**DATA SUPPLIED:**
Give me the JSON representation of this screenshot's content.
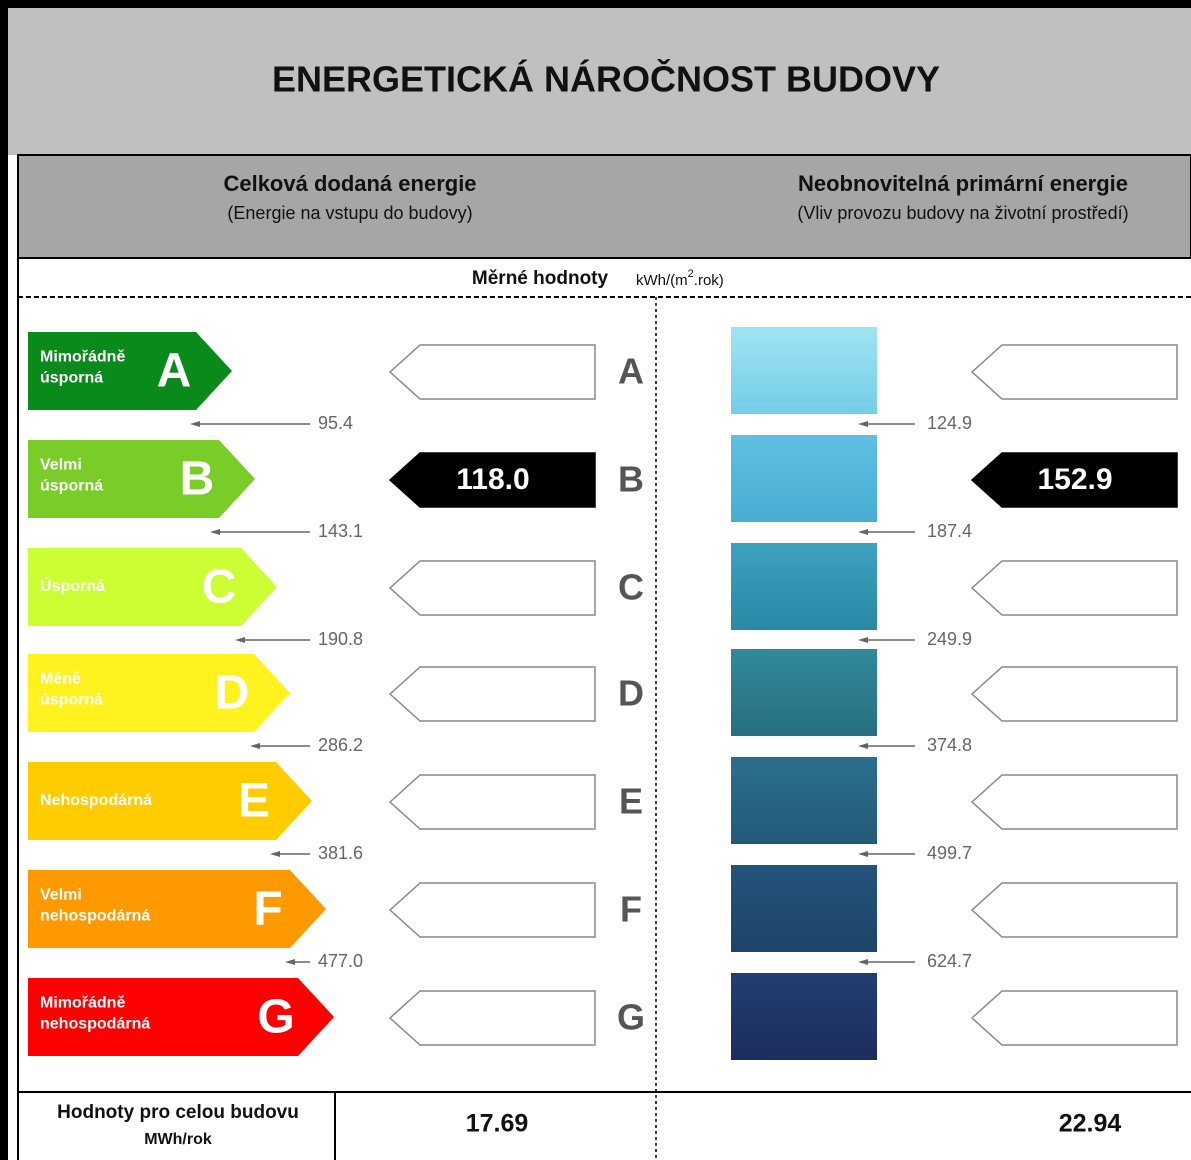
{
  "title": "ENERGETICKÁ NÁROČNOST BUDOVY",
  "columns": [
    {
      "title": "Celková dodaná energie",
      "subtitle": "(Energie na vstupu do budovy)"
    },
    {
      "title": "Neobnovitelná primární energie",
      "subtitle": "(Vliv provozu budovy na životní prostředí)"
    }
  ],
  "specific": {
    "label": "Měrné hodnoty",
    "unit_prefix": "kWh/(m",
    "unit_sup": "2",
    "unit_suffix": ".rok)"
  },
  "classes": [
    {
      "letter": "A",
      "name": [
        "Mimořádně",
        "úsporná"
      ]
    },
    {
      "letter": "B",
      "name": [
        "Velmi",
        "úsporná"
      ]
    },
    {
      "letter": "C",
      "name": [
        "Úsporná"
      ]
    },
    {
      "letter": "D",
      "name": [
        "Méně",
        "úsporná"
      ]
    },
    {
      "letter": "E",
      "name": [
        "Nehospodárná"
      ]
    },
    {
      "letter": "F",
      "name": [
        "Velmi",
        "nehospodárná"
      ]
    },
    {
      "letter": "G",
      "name": [
        "Mimořádně",
        "nehospodárná"
      ]
    }
  ],
  "left_thresholds": [
    "95.4",
    "143.1",
    "190.8",
    "286.2",
    "381.6",
    "477.0"
  ],
  "right_thresholds": [
    "124.9",
    "187.4",
    "249.9",
    "374.8",
    "499.7",
    "624.7"
  ],
  "left_rating": {
    "class": "B",
    "value": "118.0"
  },
  "right_rating": {
    "class": "B",
    "value": "152.9"
  },
  "totals": {
    "label": "Hodnoty pro celou budovu",
    "unit": "MWh/rok",
    "left": "17.69",
    "right": "22.94"
  }
}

**INSTRUCTIONS TO FOLLOW:** Print the entries above exactly, taking out only the pictures.

**TASK RESULT:**
Give me the JSON representation of this screenshot's content.
{
  "title": "ENERGETICKÁ NÁROČNOST BUDOVY",
  "columns": [
    {
      "title": "Celková dodaná energie",
      "subtitle": "(Energie na vstupu do budovy)"
    },
    {
      "title": "Neobnovitelná primární energie",
      "subtitle": "(Vliv provozu budovy na životní prostředí)"
    }
  ],
  "specific": {
    "label": "Měrné hodnoty",
    "unit_prefix": "kWh/(m",
    "unit_sup": "2",
    "unit_suffix": ".rok)"
  },
  "classes": [
    {
      "letter": "A",
      "name": [
        "Mimořádně",
        "úsporná"
      ]
    },
    {
      "letter": "B",
      "name": [
        "Velmi",
        "úsporná"
      ]
    },
    {
      "letter": "C",
      "name": [
        "Úsporná"
      ]
    },
    {
      "letter": "D",
      "name": [
        "Méně",
        "úsporná"
      ]
    },
    {
      "letter": "E",
      "name": [
        "Nehospodárná"
      ]
    },
    {
      "letter": "F",
      "name": [
        "Velmi",
        "nehospodárná"
      ]
    },
    {
      "letter": "G",
      "name": [
        "Mimořádně",
        "nehospodárná"
      ]
    }
  ],
  "left_thresholds": [
    "95.4",
    "143.1",
    "190.8",
    "286.2",
    "381.6",
    "477.0"
  ],
  "right_thresholds": [
    "124.9",
    "187.4",
    "249.9",
    "374.8",
    "499.7",
    "624.7"
  ],
  "left_rating": {
    "class": "B",
    "value": "118.0"
  },
  "right_rating": {
    "class": "B",
    "value": "152.9"
  },
  "totals": {
    "label": "Hodnoty pro celou budovu",
    "unit": "MWh/rok",
    "left": "17.69",
    "right": "22.94"
  }
}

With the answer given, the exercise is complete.